▶ **Set exercise**
Reproduce verbatim the final portion of the material below, from the line containing "Read all visible content and emit it as JSON." through its last line, and nothing else.

[Dataset records]
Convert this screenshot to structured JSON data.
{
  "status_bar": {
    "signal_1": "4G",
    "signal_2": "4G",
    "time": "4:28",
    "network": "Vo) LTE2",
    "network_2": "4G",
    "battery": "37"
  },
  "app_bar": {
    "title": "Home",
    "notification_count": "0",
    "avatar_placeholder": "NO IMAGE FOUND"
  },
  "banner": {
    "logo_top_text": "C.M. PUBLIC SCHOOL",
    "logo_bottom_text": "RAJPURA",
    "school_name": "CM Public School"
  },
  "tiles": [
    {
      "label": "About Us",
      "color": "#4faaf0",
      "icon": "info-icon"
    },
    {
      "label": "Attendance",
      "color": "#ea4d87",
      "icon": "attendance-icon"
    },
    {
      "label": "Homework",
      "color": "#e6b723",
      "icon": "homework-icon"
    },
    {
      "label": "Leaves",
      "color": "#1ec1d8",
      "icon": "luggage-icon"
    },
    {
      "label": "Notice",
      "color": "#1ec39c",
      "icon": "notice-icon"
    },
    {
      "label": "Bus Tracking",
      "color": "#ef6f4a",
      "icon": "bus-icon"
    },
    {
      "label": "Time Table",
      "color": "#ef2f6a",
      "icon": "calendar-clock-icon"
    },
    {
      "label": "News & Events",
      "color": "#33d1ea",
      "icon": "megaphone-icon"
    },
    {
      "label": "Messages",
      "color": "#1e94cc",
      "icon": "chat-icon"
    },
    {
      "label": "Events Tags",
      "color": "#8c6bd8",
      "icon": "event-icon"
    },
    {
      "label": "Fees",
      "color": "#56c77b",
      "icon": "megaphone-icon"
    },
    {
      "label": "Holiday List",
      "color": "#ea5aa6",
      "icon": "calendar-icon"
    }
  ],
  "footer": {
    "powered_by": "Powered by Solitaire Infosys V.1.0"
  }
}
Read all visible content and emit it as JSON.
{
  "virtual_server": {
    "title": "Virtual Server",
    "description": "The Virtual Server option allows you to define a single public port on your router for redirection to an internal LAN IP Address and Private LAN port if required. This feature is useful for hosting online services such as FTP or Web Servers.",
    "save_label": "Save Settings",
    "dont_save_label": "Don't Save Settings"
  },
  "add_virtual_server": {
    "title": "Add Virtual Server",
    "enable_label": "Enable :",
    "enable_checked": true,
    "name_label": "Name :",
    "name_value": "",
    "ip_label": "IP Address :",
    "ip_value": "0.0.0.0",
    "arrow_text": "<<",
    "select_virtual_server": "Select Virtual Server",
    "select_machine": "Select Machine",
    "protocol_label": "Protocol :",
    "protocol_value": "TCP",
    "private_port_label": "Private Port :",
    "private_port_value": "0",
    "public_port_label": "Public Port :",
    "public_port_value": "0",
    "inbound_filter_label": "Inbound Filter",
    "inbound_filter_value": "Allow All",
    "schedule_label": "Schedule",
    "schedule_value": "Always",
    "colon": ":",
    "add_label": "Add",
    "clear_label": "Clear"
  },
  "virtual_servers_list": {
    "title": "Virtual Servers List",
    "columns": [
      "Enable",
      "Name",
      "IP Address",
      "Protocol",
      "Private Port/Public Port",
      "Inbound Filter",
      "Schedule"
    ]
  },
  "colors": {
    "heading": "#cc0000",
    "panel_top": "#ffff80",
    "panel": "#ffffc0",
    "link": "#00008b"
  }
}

▶ **The answer**
Read all visible content and emit it as JSON.
{
  "virtual_server": {
    "title": "Virtual Server",
    "description": "The Virtual Server option allows you to define a single public port on your router for redirection to an internal LAN IP Address and Private LAN port if required. This feature is useful for hosting online services such as FTP or Web Servers.",
    "save_label": "Save Settings",
    "dont_save_label": "Don't Save Settings"
  },
  "add_virtual_server": {
    "title": "Add Virtual Server",
    "enable_label": "Enable :",
    "enable_checked": true,
    "name_label": "Name :",
    "name_value": "",
    "ip_label": "IP Address :",
    "ip_value": "0.0.0.0",
    "arrow_text": "<<",
    "select_virtual_server": "Select Virtual Server",
    "select_machine": "Select Machine",
    "protocol_label": "Protocol :",
    "protocol_value": "TCP",
    "private_port_label": "Private Port :",
    "private_port_value": "0",
    "public_port_label": "Public Port :",
    "public_port_value": "0",
    "inbound_filter_label": "Inbound Filter",
    "inbound_filter_value": "Allow All",
    "schedule_label": "Schedule",
    "schedule_value": "Always",
    "colon": ":",
    "add_label": "Add",
    "clear_label": "Clear"
  },
  "virtual_servers_list": {
    "title": "Virtual Servers List",
    "columns": [
      "Enable",
      "Name",
      "IP Address",
      "Protocol",
      "Private Port/Public Port",
      "Inbound Filter",
      "Schedule"
    ]
  },
  "colors": {
    "heading": "#cc0000",
    "panel_top": "#ffff80",
    "panel": "#ffffc0",
    "link": "#00008b"
  }
}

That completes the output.